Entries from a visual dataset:
**********
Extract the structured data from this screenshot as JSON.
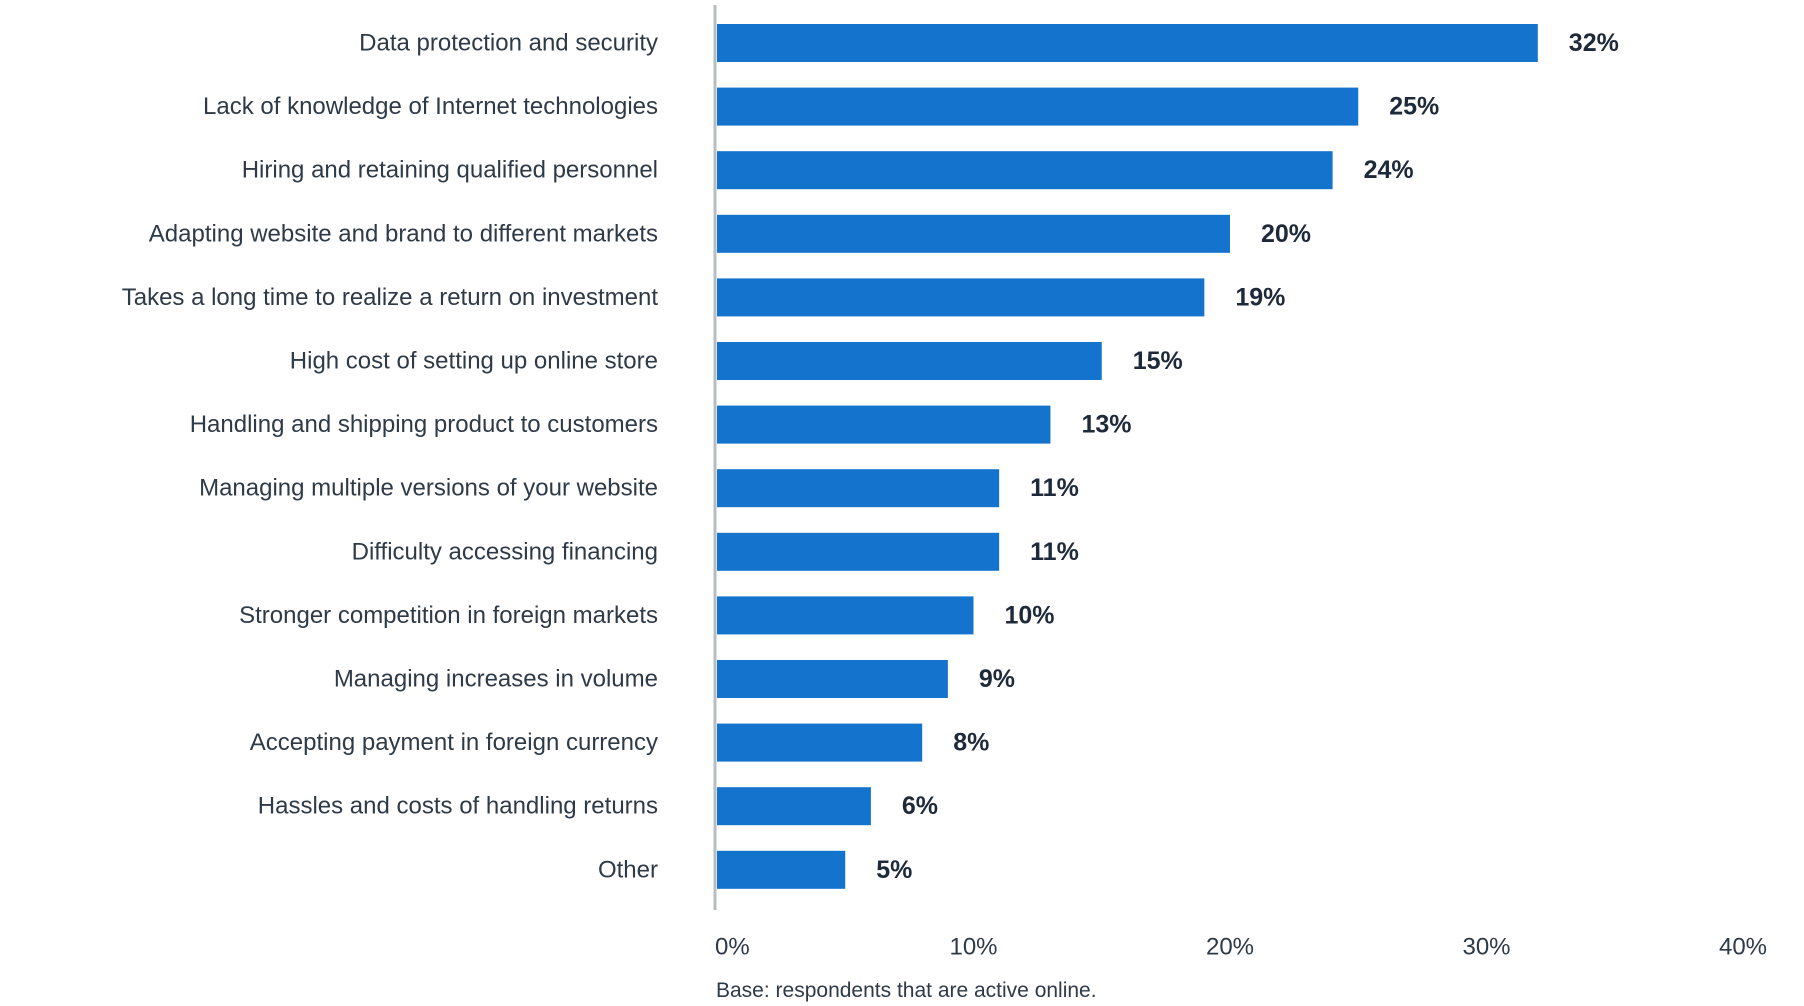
{
  "chart_data": {
    "type": "bar",
    "orientation": "horizontal",
    "title": "",
    "xlabel": "",
    "ylabel": "",
    "categories": [
      "Data protection and security",
      "Lack of knowledge of Internet technologies",
      "Hiring and retaining qualified personnel",
      "Adapting website and brand to different markets",
      "Takes a long time to realize a return on investment",
      "High cost of setting up online store",
      "Handling and shipping product to customers",
      "Managing multiple versions of your website",
      "Difficulty accessing financing",
      "Stronger competition in foreign markets",
      "Managing increases in volume",
      "Accepting payment in foreign currency",
      "Hassles and costs of handling returns",
      "Other"
    ],
    "values": [
      32,
      25,
      24,
      20,
      19,
      15,
      13,
      11,
      11,
      10,
      9,
      8,
      6,
      5
    ],
    "value_labels": [
      "32%",
      "25%",
      "24%",
      "20%",
      "19%",
      "15%",
      "13%",
      "11%",
      "11%",
      "10%",
      "9%",
      "8%",
      "6%",
      "5%"
    ],
    "xlim": [
      0,
      40
    ],
    "x_ticks": [
      0,
      10,
      20,
      30,
      40
    ],
    "x_tick_labels": [
      "0%",
      "10%",
      "20%",
      "30%",
      "40%"
    ],
    "grid": false,
    "legend": "none",
    "bar_color": "#1473cc",
    "axis_color": "#b8bcc2",
    "note": "Base: respondents that are active online."
  }
}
**********
## The request
Copy out each line exactly, without the pictures.

## Result of the task
Extract the structured data from this screenshot as JSON.
{
  "chart_data": {
    "type": "bar",
    "orientation": "horizontal",
    "title": "",
    "xlabel": "",
    "ylabel": "",
    "categories": [
      "Data protection and security",
      "Lack of knowledge of Internet technologies",
      "Hiring and retaining qualified personnel",
      "Adapting website and brand to different markets",
      "Takes a long time to realize a return on investment",
      "High cost of setting up online store",
      "Handling and shipping product to customers",
      "Managing multiple versions of your website",
      "Difficulty accessing financing",
      "Stronger competition in foreign markets",
      "Managing increases in volume",
      "Accepting payment in foreign currency",
      "Hassles and costs of handling returns",
      "Other"
    ],
    "values": [
      32,
      25,
      24,
      20,
      19,
      15,
      13,
      11,
      11,
      10,
      9,
      8,
      6,
      5
    ],
    "value_labels": [
      "32%",
      "25%",
      "24%",
      "20%",
      "19%",
      "15%",
      "13%",
      "11%",
      "11%",
      "10%",
      "9%",
      "8%",
      "6%",
      "5%"
    ],
    "xlim": [
      0,
      40
    ],
    "x_ticks": [
      0,
      10,
      20,
      30,
      40
    ],
    "x_tick_labels": [
      "0%",
      "10%",
      "20%",
      "30%",
      "40%"
    ],
    "grid": false,
    "legend": "none",
    "bar_color": "#1473cc",
    "axis_color": "#b8bcc2",
    "note": "Base: respondents that are active online."
  }
}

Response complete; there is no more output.